__WRITTEN REQUEST__:
Select lines where the word "Tutorial" appears.

Stored entries:
= = = = = = =
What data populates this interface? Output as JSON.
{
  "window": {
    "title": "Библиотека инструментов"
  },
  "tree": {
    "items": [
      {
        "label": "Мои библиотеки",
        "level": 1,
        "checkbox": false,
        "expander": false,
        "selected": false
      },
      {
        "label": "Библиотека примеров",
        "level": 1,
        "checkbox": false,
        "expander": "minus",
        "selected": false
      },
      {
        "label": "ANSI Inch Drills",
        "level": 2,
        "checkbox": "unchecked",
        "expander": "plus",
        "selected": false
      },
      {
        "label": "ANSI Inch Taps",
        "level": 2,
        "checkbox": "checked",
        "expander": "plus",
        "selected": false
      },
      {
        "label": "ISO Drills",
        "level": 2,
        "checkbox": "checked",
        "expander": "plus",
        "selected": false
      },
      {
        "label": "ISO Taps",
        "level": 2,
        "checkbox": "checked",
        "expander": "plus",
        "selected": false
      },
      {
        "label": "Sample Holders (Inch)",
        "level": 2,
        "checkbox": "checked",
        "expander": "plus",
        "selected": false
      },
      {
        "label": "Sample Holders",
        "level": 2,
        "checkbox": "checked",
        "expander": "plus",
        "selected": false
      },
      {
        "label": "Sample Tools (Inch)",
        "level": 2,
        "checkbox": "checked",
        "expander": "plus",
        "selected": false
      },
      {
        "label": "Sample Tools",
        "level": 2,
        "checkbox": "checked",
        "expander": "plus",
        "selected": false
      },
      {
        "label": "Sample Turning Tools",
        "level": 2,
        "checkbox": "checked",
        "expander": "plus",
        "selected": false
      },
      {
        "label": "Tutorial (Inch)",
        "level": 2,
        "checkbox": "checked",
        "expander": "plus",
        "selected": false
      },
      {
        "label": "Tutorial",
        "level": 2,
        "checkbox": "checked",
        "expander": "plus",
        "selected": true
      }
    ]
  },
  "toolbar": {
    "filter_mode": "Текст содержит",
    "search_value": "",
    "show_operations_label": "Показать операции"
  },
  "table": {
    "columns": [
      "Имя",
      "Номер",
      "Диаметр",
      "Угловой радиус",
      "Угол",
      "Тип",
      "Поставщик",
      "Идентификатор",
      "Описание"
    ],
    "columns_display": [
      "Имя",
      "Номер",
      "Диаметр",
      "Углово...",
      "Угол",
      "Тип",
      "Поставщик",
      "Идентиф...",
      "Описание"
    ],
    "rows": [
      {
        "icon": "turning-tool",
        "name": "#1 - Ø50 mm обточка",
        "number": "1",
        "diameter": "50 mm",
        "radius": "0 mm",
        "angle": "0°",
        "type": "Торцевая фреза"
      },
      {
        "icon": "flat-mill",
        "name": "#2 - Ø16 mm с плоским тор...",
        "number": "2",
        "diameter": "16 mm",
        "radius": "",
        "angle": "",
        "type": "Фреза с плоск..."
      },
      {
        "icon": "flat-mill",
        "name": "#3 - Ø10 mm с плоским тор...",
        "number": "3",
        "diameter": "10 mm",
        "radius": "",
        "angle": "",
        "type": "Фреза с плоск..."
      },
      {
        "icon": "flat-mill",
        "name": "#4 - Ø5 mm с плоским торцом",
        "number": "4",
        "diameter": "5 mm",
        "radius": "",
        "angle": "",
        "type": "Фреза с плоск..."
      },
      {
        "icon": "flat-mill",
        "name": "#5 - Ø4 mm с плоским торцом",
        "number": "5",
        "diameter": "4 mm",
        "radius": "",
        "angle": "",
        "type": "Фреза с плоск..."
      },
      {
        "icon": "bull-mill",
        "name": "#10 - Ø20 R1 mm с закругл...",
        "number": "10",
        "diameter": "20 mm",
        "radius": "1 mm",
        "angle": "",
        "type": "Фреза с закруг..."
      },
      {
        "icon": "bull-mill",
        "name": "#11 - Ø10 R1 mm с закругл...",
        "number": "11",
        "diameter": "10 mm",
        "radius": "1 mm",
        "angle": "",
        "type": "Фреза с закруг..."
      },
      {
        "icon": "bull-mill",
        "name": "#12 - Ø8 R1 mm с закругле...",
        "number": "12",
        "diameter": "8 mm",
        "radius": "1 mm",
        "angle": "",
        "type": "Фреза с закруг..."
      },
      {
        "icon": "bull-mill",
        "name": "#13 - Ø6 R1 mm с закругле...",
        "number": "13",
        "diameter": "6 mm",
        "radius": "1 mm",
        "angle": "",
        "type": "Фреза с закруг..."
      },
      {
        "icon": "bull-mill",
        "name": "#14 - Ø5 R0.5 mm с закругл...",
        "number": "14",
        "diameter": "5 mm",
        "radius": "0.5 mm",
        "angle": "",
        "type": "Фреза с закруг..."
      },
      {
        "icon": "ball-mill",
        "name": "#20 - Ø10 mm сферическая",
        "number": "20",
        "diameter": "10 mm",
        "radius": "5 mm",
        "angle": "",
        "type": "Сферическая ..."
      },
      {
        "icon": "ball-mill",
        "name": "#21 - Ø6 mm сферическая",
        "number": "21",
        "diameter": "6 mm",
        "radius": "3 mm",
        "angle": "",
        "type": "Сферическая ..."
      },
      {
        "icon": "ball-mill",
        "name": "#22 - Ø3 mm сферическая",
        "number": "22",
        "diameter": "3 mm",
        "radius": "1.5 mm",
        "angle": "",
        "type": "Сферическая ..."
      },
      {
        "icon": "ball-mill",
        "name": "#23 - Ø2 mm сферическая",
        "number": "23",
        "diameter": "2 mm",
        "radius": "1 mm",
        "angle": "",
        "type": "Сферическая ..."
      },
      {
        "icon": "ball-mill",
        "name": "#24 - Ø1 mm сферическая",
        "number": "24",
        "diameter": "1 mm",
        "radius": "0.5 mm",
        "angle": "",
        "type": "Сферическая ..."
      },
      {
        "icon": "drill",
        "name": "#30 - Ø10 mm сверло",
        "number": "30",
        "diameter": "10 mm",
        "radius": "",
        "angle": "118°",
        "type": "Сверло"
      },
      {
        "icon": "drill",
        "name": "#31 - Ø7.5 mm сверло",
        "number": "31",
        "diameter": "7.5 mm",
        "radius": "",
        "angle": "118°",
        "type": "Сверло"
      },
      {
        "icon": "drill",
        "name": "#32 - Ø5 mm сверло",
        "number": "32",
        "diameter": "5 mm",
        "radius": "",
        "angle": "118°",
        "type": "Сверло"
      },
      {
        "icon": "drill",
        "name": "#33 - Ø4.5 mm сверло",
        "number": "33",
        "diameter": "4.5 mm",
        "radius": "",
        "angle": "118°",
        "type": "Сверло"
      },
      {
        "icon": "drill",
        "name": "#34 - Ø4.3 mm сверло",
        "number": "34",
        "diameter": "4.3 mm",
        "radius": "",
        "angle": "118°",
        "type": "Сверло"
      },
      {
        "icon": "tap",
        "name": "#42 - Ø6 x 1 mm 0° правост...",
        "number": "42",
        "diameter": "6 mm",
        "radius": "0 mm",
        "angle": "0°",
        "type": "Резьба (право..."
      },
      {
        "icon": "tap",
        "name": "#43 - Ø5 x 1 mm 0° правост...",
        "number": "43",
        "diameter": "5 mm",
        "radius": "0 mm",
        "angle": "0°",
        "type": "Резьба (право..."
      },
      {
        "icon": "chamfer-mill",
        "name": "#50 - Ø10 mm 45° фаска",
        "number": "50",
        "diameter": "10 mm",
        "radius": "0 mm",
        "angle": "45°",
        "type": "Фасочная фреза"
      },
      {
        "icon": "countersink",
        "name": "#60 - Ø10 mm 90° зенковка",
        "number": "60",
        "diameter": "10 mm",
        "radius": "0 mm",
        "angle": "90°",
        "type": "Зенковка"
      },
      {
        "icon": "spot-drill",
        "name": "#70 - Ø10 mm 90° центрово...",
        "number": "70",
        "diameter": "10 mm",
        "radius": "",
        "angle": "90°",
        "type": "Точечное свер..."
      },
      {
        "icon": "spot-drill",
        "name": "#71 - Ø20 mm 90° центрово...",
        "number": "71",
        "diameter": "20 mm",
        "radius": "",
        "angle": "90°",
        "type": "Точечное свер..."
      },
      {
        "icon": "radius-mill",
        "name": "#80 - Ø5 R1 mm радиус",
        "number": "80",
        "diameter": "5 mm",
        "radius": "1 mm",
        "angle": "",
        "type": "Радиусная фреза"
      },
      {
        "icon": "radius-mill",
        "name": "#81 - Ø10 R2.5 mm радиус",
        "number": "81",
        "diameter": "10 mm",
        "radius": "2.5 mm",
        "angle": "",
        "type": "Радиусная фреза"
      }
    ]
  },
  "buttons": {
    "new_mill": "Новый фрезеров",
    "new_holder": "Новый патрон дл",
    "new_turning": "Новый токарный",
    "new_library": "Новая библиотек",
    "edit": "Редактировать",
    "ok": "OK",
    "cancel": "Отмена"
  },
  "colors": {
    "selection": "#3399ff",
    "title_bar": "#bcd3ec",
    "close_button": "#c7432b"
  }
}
= = = = = = =
__SOLUTION FOR THIS EXERCISE__:
        "label": "Tutorial (Inch)",
        "label": "Tutorial",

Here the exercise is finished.